▸ STATED PROBLEM
In the part that opens with the line containing "Identify all the" and closes with the line containing "merge-photos-button[interactable]: Объединить фото", swap "arrow-cursor-icon" for "pointer-cursor-icon" and leave everything else unchanged. Give back only those lines.

[Records from a data source]

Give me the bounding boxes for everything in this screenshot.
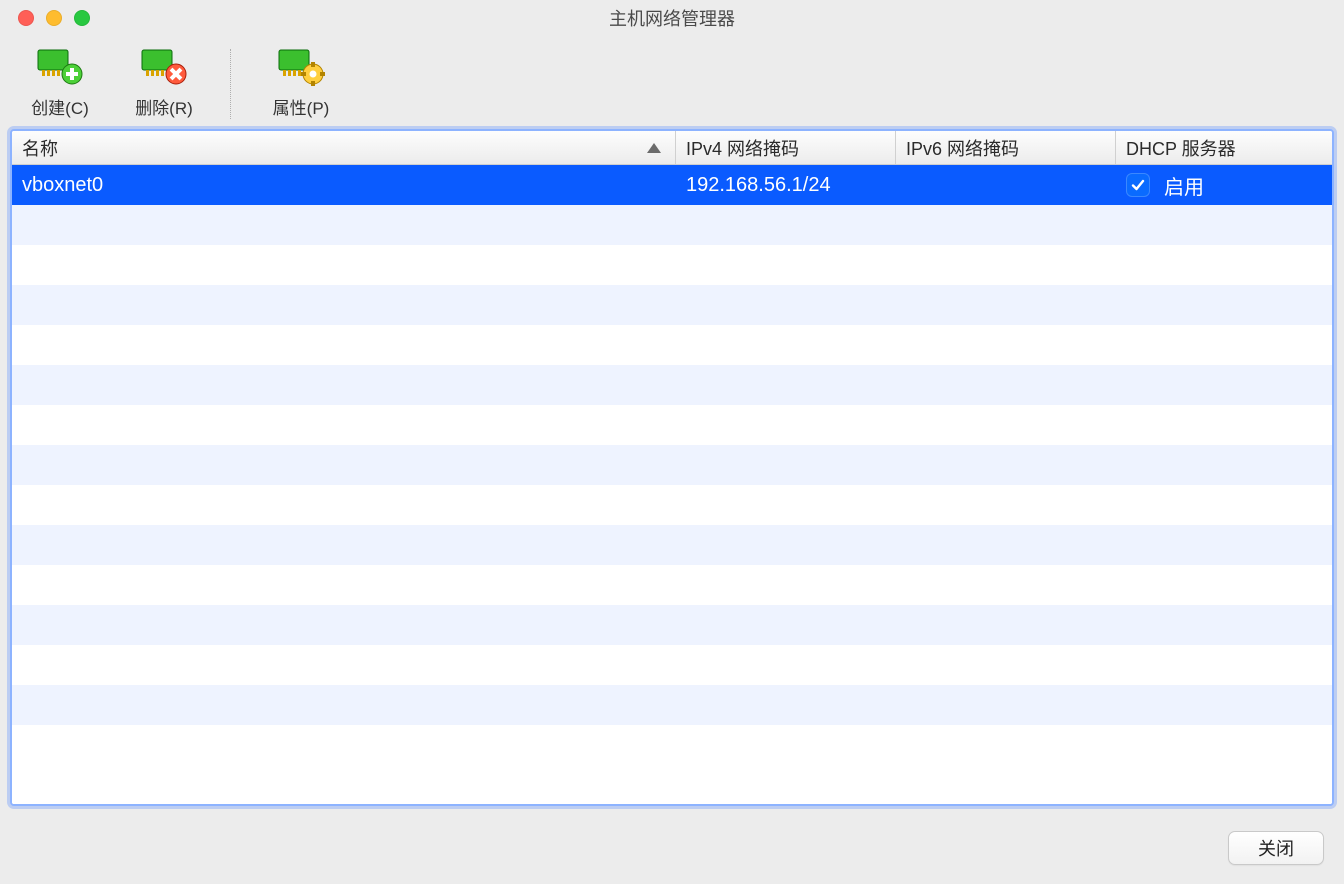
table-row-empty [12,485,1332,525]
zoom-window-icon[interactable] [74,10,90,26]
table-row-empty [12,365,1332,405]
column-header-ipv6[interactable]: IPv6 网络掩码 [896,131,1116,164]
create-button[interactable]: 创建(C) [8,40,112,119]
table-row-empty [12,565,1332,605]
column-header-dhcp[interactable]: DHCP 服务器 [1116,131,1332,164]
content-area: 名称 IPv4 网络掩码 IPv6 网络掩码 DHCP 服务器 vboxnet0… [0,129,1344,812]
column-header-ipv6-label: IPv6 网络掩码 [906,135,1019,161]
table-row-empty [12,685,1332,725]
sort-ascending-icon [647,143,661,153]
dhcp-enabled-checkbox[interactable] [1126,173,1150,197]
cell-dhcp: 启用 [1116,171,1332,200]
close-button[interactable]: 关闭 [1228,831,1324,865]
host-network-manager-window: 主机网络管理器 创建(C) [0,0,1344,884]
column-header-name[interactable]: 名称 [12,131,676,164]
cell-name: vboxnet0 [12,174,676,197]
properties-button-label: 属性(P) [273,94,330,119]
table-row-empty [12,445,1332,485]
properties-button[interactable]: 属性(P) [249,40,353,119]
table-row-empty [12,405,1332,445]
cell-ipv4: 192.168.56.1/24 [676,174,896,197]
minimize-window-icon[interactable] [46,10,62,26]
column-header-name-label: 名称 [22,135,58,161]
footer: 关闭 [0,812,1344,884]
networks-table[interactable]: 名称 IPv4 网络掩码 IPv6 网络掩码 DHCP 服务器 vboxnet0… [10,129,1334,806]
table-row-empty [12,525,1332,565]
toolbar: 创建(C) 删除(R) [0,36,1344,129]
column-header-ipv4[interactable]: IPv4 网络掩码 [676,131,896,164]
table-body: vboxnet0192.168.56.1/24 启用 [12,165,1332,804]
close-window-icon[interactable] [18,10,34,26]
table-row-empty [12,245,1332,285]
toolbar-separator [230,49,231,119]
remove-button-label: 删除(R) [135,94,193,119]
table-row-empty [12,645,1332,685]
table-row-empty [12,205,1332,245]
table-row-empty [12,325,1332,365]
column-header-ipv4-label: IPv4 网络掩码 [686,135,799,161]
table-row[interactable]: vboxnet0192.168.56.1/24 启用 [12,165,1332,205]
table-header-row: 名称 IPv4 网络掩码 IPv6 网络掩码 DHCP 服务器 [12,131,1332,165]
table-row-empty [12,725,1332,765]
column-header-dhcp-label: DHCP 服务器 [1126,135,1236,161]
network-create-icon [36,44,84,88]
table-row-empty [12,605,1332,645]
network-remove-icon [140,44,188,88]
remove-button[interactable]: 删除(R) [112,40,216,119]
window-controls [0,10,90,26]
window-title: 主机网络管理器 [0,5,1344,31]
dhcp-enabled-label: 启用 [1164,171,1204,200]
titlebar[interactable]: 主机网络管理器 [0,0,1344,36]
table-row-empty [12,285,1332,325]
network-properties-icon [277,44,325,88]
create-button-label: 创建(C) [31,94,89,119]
--
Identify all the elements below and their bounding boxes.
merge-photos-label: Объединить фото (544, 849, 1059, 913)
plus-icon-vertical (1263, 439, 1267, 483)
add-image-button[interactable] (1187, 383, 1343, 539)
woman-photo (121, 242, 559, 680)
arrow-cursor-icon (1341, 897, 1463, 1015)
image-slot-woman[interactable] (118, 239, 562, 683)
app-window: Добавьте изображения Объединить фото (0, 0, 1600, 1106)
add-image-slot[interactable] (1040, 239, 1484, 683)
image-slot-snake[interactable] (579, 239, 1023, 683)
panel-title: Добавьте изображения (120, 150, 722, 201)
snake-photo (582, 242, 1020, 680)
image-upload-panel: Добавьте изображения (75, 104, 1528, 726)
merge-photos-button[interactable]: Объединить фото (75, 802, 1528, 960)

▸ WRITTEN REPLY
Identify all the elements below and their bounding boxes.
merge-photos-label: Объединить фото (544, 849, 1059, 913)
plus-icon-vertical (1263, 439, 1267, 483)
add-image-button[interactable] (1187, 383, 1343, 539)
woman-photo (121, 242, 559, 680)
pointer-cursor-icon (1341, 897, 1463, 1015)
image-slot-woman[interactable] (118, 239, 562, 683)
app-window: Добавьте изображения Объединить фото (0, 0, 1600, 1106)
add-image-slot[interactable] (1040, 239, 1484, 683)
image-slot-snake[interactable] (579, 239, 1023, 683)
panel-title: Добавьте изображения (120, 150, 722, 201)
snake-photo (582, 242, 1020, 680)
image-upload-panel: Добавьте изображения (75, 104, 1528, 726)
merge-photos-button[interactable]: Объединить фото (75, 802, 1528, 960)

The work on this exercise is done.